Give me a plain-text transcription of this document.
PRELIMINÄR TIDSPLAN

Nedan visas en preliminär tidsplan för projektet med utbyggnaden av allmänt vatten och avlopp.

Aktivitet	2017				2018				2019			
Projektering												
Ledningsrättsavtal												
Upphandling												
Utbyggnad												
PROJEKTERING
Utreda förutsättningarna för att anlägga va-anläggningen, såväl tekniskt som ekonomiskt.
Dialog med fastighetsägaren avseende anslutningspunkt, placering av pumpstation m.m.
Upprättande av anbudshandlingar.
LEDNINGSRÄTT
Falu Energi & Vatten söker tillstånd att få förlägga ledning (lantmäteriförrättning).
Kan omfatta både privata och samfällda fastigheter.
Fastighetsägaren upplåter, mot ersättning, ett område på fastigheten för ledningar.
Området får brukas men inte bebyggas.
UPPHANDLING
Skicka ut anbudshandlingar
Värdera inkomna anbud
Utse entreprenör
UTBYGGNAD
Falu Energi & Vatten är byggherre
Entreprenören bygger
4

--

Give an exact repetition of all the material.

WRITTEN ANSWER »
Give me a plain-text transcription of this document.
PRELIMINÄR TIDSPLAN

Nedan visas en preliminär tidsplan för projektet med utbyggnaden av allmänt vatten och avlopp.

Aktivitet	2017				2018				2019			
Projektering												
Ledningsrättsavtal												
Upphandling												
Utbyggnad												
PROJEKTERING
Utreda förutsättningarna för att anlägga va-anläggningen, såväl tekniskt som ekonomiskt.
Dialog med fastighetsägaren avseende anslutningspunkt, placering av pumpstation m.m.
Upprättande av anbudshandlingar.
LEDNINGSRÄTT
Falu Energi & Vatten söker tillstånd att få förlägga ledning (lantmäteriförrättning).
Kan omfatta både privata och samfällda fastigheter.
Fastighetsägaren upplåter, mot ersättning, ett område på fastigheten för ledningar.
Området får brukas men inte bebyggas.
UPPHANDLING
Skicka ut anbudshandlingar
Värdera inkomna anbud
Utse entreprenör
UTBYGGNAD
Falu Energi & Vatten är byggherre
Entreprenören bygger
4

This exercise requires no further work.